## What is expected
Would you write out the entries below, every one of them, exactly?

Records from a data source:
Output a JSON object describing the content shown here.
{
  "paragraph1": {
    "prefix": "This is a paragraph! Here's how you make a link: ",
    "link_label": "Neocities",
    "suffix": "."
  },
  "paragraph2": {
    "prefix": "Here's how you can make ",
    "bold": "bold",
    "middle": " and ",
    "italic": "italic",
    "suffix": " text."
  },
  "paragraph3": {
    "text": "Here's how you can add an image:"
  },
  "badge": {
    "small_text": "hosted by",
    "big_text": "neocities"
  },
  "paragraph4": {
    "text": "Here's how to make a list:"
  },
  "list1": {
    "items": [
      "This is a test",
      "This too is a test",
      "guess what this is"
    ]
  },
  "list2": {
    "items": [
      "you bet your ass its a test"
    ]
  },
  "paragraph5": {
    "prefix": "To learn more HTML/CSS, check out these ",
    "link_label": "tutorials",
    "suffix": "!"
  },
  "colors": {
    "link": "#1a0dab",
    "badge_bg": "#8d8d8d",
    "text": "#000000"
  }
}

## Result below
Output a JSON object describing the content shown here.
{
  "paragraph1": {
    "prefix": "This is a paragraph! Here's how you make a link: ",
    "link_label": "Neocities",
    "suffix": "."
  },
  "paragraph2": {
    "prefix": "Here's how you can make ",
    "bold": "bold",
    "middle": " and ",
    "italic": "italic",
    "suffix": " text."
  },
  "paragraph3": {
    "text": "Here's how you can add an image:"
  },
  "badge": {
    "small_text": "hosted by",
    "big_text": "neocities"
  },
  "paragraph4": {
    "text": "Here's how to make a list:"
  },
  "list1": {
    "items": [
      "This is a test",
      "This too is a test",
      "guess what this is"
    ]
  },
  "list2": {
    "items": [
      "you bet your ass its a test"
    ]
  },
  "paragraph5": {
    "prefix": "To learn more HTML/CSS, check out these ",
    "link_label": "tutorials",
    "suffix": "!"
  },
  "colors": {
    "link": "#1a0dab",
    "badge_bg": "#8d8d8d",
    "text": "#000000"
  }
}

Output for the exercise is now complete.